--- BEGIN ---

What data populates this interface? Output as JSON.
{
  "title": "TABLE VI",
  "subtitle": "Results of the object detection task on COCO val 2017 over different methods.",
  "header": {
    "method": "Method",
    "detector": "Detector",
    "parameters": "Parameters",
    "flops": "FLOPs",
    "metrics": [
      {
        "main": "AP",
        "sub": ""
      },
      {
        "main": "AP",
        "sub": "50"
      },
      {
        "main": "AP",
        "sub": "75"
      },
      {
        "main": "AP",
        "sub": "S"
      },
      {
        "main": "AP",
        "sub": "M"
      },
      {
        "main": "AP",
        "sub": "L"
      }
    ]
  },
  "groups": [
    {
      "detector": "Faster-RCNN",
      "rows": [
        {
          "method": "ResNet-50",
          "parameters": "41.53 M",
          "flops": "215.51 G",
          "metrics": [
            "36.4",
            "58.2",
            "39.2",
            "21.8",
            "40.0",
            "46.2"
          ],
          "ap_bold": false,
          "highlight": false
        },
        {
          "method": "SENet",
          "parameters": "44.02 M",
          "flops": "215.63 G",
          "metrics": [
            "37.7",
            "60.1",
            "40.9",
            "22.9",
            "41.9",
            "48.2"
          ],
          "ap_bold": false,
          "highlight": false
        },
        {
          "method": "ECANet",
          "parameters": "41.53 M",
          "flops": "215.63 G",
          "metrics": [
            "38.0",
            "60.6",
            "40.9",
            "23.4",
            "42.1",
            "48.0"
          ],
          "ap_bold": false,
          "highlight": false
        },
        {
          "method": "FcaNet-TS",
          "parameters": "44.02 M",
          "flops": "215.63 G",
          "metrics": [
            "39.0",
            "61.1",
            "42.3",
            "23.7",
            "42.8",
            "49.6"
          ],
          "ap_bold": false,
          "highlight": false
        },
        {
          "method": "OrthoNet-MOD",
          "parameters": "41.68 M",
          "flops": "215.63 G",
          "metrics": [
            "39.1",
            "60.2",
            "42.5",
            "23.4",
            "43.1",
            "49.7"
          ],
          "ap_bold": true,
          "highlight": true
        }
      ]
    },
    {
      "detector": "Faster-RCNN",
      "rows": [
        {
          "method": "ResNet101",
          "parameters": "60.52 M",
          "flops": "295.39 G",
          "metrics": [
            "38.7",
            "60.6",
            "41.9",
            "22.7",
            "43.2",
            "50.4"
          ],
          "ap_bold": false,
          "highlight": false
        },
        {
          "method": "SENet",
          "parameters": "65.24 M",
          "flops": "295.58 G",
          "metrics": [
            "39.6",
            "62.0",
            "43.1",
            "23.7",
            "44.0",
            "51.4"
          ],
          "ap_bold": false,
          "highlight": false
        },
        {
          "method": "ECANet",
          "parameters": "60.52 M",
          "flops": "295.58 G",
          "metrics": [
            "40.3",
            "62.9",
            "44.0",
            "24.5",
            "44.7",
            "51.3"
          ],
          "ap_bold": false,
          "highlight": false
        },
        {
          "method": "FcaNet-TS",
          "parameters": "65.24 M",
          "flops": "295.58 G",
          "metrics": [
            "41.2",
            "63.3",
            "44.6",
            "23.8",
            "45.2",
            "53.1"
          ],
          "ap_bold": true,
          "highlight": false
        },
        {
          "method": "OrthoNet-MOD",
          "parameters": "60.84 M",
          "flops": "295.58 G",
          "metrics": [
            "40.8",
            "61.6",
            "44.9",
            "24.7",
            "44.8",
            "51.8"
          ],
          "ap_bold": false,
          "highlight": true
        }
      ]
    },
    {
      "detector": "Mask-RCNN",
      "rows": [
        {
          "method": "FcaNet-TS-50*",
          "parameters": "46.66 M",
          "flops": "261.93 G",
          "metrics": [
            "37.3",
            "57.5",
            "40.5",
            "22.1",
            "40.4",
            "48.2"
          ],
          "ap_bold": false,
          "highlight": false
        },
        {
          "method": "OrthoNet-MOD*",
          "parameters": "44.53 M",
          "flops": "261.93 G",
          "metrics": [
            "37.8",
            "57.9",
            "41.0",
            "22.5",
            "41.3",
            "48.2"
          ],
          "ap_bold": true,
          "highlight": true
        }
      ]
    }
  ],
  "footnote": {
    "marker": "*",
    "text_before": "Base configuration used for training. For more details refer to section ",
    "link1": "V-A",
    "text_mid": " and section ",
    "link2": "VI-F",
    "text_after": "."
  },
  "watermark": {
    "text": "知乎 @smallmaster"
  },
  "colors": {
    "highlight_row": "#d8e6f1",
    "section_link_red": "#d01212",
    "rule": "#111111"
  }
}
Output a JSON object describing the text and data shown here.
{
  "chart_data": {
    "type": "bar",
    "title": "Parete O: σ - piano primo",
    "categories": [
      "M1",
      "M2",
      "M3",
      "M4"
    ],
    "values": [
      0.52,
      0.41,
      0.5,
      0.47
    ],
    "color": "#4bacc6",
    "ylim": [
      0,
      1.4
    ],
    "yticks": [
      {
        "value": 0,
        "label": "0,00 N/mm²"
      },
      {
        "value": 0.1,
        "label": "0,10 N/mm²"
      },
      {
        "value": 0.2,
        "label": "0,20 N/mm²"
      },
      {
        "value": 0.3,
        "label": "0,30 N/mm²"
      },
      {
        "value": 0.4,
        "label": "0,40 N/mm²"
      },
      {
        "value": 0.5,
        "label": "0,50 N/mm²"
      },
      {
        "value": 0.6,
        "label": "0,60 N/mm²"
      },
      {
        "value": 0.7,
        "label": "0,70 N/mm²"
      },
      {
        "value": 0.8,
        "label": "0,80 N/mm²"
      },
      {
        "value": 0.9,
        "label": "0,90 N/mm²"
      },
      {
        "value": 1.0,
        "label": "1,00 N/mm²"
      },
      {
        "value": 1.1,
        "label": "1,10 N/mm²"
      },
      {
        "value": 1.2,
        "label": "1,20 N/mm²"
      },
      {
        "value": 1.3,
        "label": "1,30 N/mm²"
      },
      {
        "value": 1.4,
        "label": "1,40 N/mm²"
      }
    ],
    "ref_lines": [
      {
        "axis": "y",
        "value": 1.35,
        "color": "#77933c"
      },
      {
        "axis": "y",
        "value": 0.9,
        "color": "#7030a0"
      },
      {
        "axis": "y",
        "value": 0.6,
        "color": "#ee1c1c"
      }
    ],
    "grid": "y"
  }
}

--- END ---

Aim:
Repeat each of the entries above precisely as given.

Solution for this exercise:
What data populates this interface? Output as JSON.
{
  "title": "TABLE VI",
  "subtitle": "Results of the object detection task on COCO val 2017 over different methods.",
  "header": {
    "method": "Method",
    "detector": "Detector",
    "parameters": "Parameters",
    "flops": "FLOPs",
    "metrics": [
      {
        "main": "AP",
        "sub": ""
      },
      {
        "main": "AP",
        "sub": "50"
      },
      {
        "main": "AP",
        "sub": "75"
      },
      {
        "main": "AP",
        "sub": "S"
      },
      {
        "main": "AP",
        "sub": "M"
      },
      {
        "main": "AP",
        "sub": "L"
      }
    ]
  },
  "groups": [
    {
      "detector": "Faster-RCNN",
      "rows": [
        {
          "method": "ResNet-50",
          "parameters": "41.53 M",
          "flops": "215.51 G",
          "metrics": [
            "36.4",
            "58.2",
            "39.2",
            "21.8",
            "40.0",
            "46.2"
          ],
          "ap_bold": false,
          "highlight": false
        },
        {
          "method": "SENet",
          "parameters": "44.02 M",
          "flops": "215.63 G",
          "metrics": [
            "37.7",
            "60.1",
            "40.9",
            "22.9",
            "41.9",
            "48.2"
          ],
          "ap_bold": false,
          "highlight": false
        },
        {
          "method": "ECANet",
          "parameters": "41.53 M",
          "flops": "215.63 G",
          "metrics": [
            "38.0",
            "60.6",
            "40.9",
            "23.4",
            "42.1",
            "48.0"
          ],
          "ap_bold": false,
          "highlight": false
        },
        {
          "method": "FcaNet-TS",
          "parameters": "44.02 M",
          "flops": "215.63 G",
          "metrics": [
            "39.0",
            "61.1",
            "42.3",
            "23.7",
            "42.8",
            "49.6"
          ],
          "ap_bold": false,
          "highlight": false
        },
        {
          "method": "OrthoNet-MOD",
          "parameters": "41.68 M",
          "flops": "215.63 G",
          "metrics": [
            "39.1",
            "60.2",
            "42.5",
            "23.4",
            "43.1",
            "49.7"
          ],
          "ap_bold": true,
          "highlight": true
        }
      ]
    },
    {
      "detector": "Faster-RCNN",
      "rows": [
        {
          "method": "ResNet101",
          "parameters": "60.52 M",
          "flops": "295.39 G",
          "metrics": [
            "38.7",
            "60.6",
            "41.9",
            "22.7",
            "43.2",
            "50.4"
          ],
          "ap_bold": false,
          "highlight": false
        },
        {
          "method": "SENet",
          "parameters": "65.24 M",
          "flops": "295.58 G",
          "metrics": [
            "39.6",
            "62.0",
            "43.1",
            "23.7",
            "44.0",
            "51.4"
          ],
          "ap_bold": false,
          "highlight": false
        },
        {
          "method": "ECANet",
          "parameters": "60.52 M",
          "flops": "295.58 G",
          "metrics": [
            "40.3",
            "62.9",
            "44.0",
            "24.5",
            "44.7",
            "51.3"
          ],
          "ap_bold": false,
          "highlight": false
        },
        {
          "method": "FcaNet-TS",
          "parameters": "65.24 M",
          "flops": "295.58 G",
          "metrics": [
            "41.2",
            "63.3",
            "44.6",
            "23.8",
            "45.2",
            "53.1"
          ],
          "ap_bold": true,
          "highlight": false
        },
        {
          "method": "OrthoNet-MOD",
          "parameters": "60.84 M",
          "flops": "295.58 G",
          "metrics": [
            "40.8",
            "61.6",
            "44.9",
            "24.7",
            "44.8",
            "51.8"
          ],
          "ap_bold": false,
          "highlight": true
        }
      ]
    },
    {
      "detector": "Mask-RCNN",
      "rows": [
        {
          "method": "FcaNet-TS-50*",
          "parameters": "46.66 M",
          "flops": "261.93 G",
          "metrics": [
            "37.3",
            "57.5",
            "40.5",
            "22.1",
            "40.4",
            "48.2"
          ],
          "ap_bold": false,
          "highlight": false
        },
        {
          "method": "OrthoNet-MOD*",
          "parameters": "44.53 M",
          "flops": "261.93 G",
          "metrics": [
            "37.8",
            "57.9",
            "41.0",
            "22.5",
            "41.3",
            "48.2"
          ],
          "ap_bold": true,
          "highlight": true
        }
      ]
    }
  ],
  "footnote": {
    "marker": "*",
    "text_before": "Base configuration used for training. For more details refer to section ",
    "link1": "V-A",
    "text_mid": " and section ",
    "link2": "VI-F",
    "text_after": "."
  },
  "watermark": {
    "text": "知乎 @smallmaster"
  },
  "colors": {
    "highlight_row": "#d8e6f1",
    "section_link_red": "#d01212",
    "rule": "#111111"
  }
}
Output a JSON object describing the text and data shown here.
{
  "chart_data": {
    "type": "bar",
    "title": "Parete O: σ - piano primo",
    "categories": [
      "M1",
      "M2",
      "M3",
      "M4"
    ],
    "values": [
      0.52,
      0.41,
      0.5,
      0.47
    ],
    "color": "#4bacc6",
    "ylim": [
      0,
      1.4
    ],
    "yticks": [
      {
        "value": 0,
        "label": "0,00 N/mm²"
      },
      {
        "value": 0.1,
        "label": "0,10 N/mm²"
      },
      {
        "value": 0.2,
        "label": "0,20 N/mm²"
      },
      {
        "value": 0.3,
        "label": "0,30 N/mm²"
      },
      {
        "value": 0.4,
        "label": "0,40 N/mm²"
      },
      {
        "value": 0.5,
        "label": "0,50 N/mm²"
      },
      {
        "value": 0.6,
        "label": "0,60 N/mm²"
      },
      {
        "value": 0.7,
        "label": "0,70 N/mm²"
      },
      {
        "value": 0.8,
        "label": "0,80 N/mm²"
      },
      {
        "value": 0.9,
        "label": "0,90 N/mm²"
      },
      {
        "value": 1.0,
        "label": "1,00 N/mm²"
      },
      {
        "value": 1.1,
        "label": "1,10 N/mm²"
      },
      {
        "value": 1.2,
        "label": "1,20 N/mm²"
      },
      {
        "value": 1.3,
        "label": "1,30 N/mm²"
      },
      {
        "value": 1.4,
        "label": "1,40 N/mm²"
      }
    ],
    "ref_lines": [
      {
        "axis": "y",
        "value": 1.35,
        "color": "#77933c"
      },
      {
        "axis": "y",
        "value": 0.9,
        "color": "#7030a0"
      },
      {
        "axis": "y",
        "value": 0.6,
        "color": "#ee1c1c"
      }
    ],
    "grid": "y"
  }
}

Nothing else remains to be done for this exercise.